• [Kutipan untuk Dibaca]:
Apa yang terjadi pada dunia Islam terjadi juga pada agama lain, bahkan pada tingkat yang lebih ekstrim. “Sejak awal, Kristianitas telah berhenti sebagai agama profetik dan kreatif. Ia sudah ‘terkontaminasi’ dengan tradisi kuno ‘pengorbanan manusia’ di hadapan Dewa, dengan pembersihan gaya ‘Mithra’, tulis H.G. Wells dalam ‘The Outline of History”. Mulai abad ke-13, sebuah institusi didirikan untuk siapa saja yang mengemukakan alternatif lain dalam memahami ‘agama Kristen’. Institusi tersebut didirikan untuk menyiksa dan membunuhi pejuang-pejuang hati nurani. “Sekarang,” ujar Wells selanjutnya ketika melukiskan zaman itu. Para Tokoh Gereja waktu itu justru menonton tubuh-tubuh musuhnya yang sudah ‘hangus’ dibakar. Kebanyakan diantara mereka adalah orang-orang kecil dan miskin yang tidak sefaham dengan mereka. Mereka dibakar sampai hangus dan hancur dengan sangat mengenaskan. Seperti itu juga misi mereka pada kemanusiaan ‘hangus dan hancur’ menjadi arang dan debu seiring dengan pembenaran atas tindkan kekerasan pada kaum heretik. Kaum ‘heretik” adalah kaum yang dituduh menjalankan ajaran agama “bid’ah’ dalam terminologi Islam, .
Intoleransi kelam dan tanpa belas kasihan ini adalah ‘roh jahat’ yang digabungkan dengan proyek Kerajaan Tuhan di bumi. Wells tidak menyebutkan dengan tegas bahwa inkuisi yang kejam itu berlangsung setelah Gereja secara resmi menjuluki kelompok-kelompok Kristiani tertentu sebagai heretik (bid’ah).
Setelah ratusan tahun penindasan, Martin Luther (1483 –1546), seorang pastur Jerman dan ahli teologi Kristen dan pendiri Gereja Lutheran, gereja Protestan, pecahan dari Katolik Roma. Dia merupakan tokoh terkemuka bagi Reformasi. Ajaran-ajarannya tidak hanya mengilhami gerakan Reformasi, namun juga mempengaruhi doktrin, dan budaya Lutheran serta tradisi Protestan. Ketika itu Martin Luther menganjurkan “bangkit’. Ia berkata bahwa salah satu kesalahan besar Paus Leo X dalam Exsurge Domine ialah “membakar kaum Kristiani yang mereka tuduh heretik’. Luther menyebut tindakan itu bertentangan dengan kehendak “Roh Kudus”.

• [Informasi yang Ditampilkan]:
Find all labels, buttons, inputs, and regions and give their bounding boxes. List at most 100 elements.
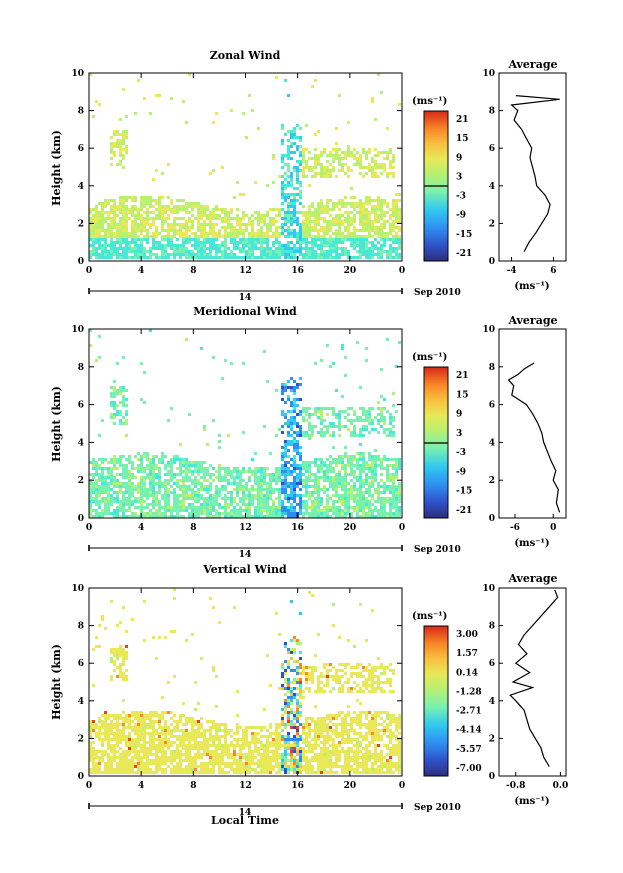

• [Tugas yang Dikerjakan]:
**1)** Menurut teks tentang inkuisi dan Reformasi, apa yang disebut Martin Luther sebagai salah satu kesalahan besar Paus Leo X dalam Exsurge Domine?
**2)** Tuliskan lanjutan teks tentang inkuisi dan Reformasi, dimulai setelah kalimat terakhir yang ada.

• [Sebagai Tanggapan]:
**1)** Kesalahan itu adalah membakar kaum Kristiani yang mereka tuduh heretik.

**2)**
Dalam surat terbuka yang ditujukan kepada Para Tokoh Katolik waktu itu, “Luther menulis, “Kita harus mengalahkan kaum heretik dengan buku, bukan dengan membunuh dan membakar mereka hidup-hidup”. Tetapi ketika Martin Luther sudah berkuasa, ia berubah dari pejuang kebebasan menjadi seorang dogmatik. Dalam Tischreden, pidato di meja makan, ia menjuluki orang Yahudi dan para pengikut Paus sebagaai “orang fasik yang tidak ber Tuhan….., sepasang kaos yang dibuat dari kain yang sama”. Sekarang ia membenarkan pembakaran, penyiksaan, pembunuhan siapapun yang tidak setuju dengan pahamnya. “Siapa saja yang tidak menerima ajaranku tidak boleh diselamatkan”, ujar Martin Luther. Dalam pasal 13 Kitab Ulangan, ia menemukan pembenaran untuk menghukum mati kaum heretik. Sejak itu dua kekuatan fanatik menghiasi sejarah Kristiani dengan genangan darah.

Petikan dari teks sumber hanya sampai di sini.